- **PROMPT**
Please reproduce every record, keeping each one exactly as written.

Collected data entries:
- - -
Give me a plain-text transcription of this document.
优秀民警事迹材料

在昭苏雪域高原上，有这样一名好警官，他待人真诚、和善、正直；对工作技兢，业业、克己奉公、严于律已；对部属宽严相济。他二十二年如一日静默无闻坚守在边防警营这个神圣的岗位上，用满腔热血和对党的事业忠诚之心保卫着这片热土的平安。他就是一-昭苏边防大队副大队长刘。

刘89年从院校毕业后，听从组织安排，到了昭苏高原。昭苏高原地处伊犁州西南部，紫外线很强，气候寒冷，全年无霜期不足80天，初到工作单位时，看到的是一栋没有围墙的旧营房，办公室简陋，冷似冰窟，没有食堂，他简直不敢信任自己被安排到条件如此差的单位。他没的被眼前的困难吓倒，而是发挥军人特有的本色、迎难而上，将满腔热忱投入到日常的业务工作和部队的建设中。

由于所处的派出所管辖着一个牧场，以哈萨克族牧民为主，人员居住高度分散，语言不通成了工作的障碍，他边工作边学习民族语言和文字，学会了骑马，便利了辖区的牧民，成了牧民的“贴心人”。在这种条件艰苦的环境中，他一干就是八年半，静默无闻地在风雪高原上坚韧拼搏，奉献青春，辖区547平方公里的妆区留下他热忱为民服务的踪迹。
- - -
- **FULL RESPONSE**
Give me a plain-text transcription of this document.
优秀民警事迹材料

在昭苏雪域高原上，有这样一名好警官，他待人真诚、和善、正直；对工作技兢，业业、克己奉公、严于律已；对部属宽严相济。他二十二年如一日静默无闻坚守在边防警营这个神圣的岗位上，用满腔热血和对党的事业忠诚之心保卫着这片热土的平安。他就是一-昭苏边防大队副大队长刘。

刘89年从院校毕业后，听从组织安排，到了昭苏高原。昭苏高原地处伊犁州西南部，紫外线很强，气候寒冷，全年无霜期不足80天，初到工作单位时，看到的是一栋没有围墙的旧营房，办公室简陋，冷似冰窟，没有食堂，他简直不敢信任自己被安排到条件如此差的单位。他没的被眼前的困难吓倒，而是发挥军人特有的本色、迎难而上，将满腔热忱投入到日常的业务工作和部队的建设中。

由于所处的派出所管辖着一个牧场，以哈萨克族牧民为主，人员居住高度分散，语言不通成了工作的障碍，他边工作边学习民族语言和文字，学会了骑马，便利了辖区的牧民，成了牧民的“贴心人”。在这种条件艰苦的环境中，他一干就是八年半，静默无闻地在风雪高原上坚韧拼搏，奉献青春，辖区547平方公里的妆区留下他热忱为民服务的踪迹。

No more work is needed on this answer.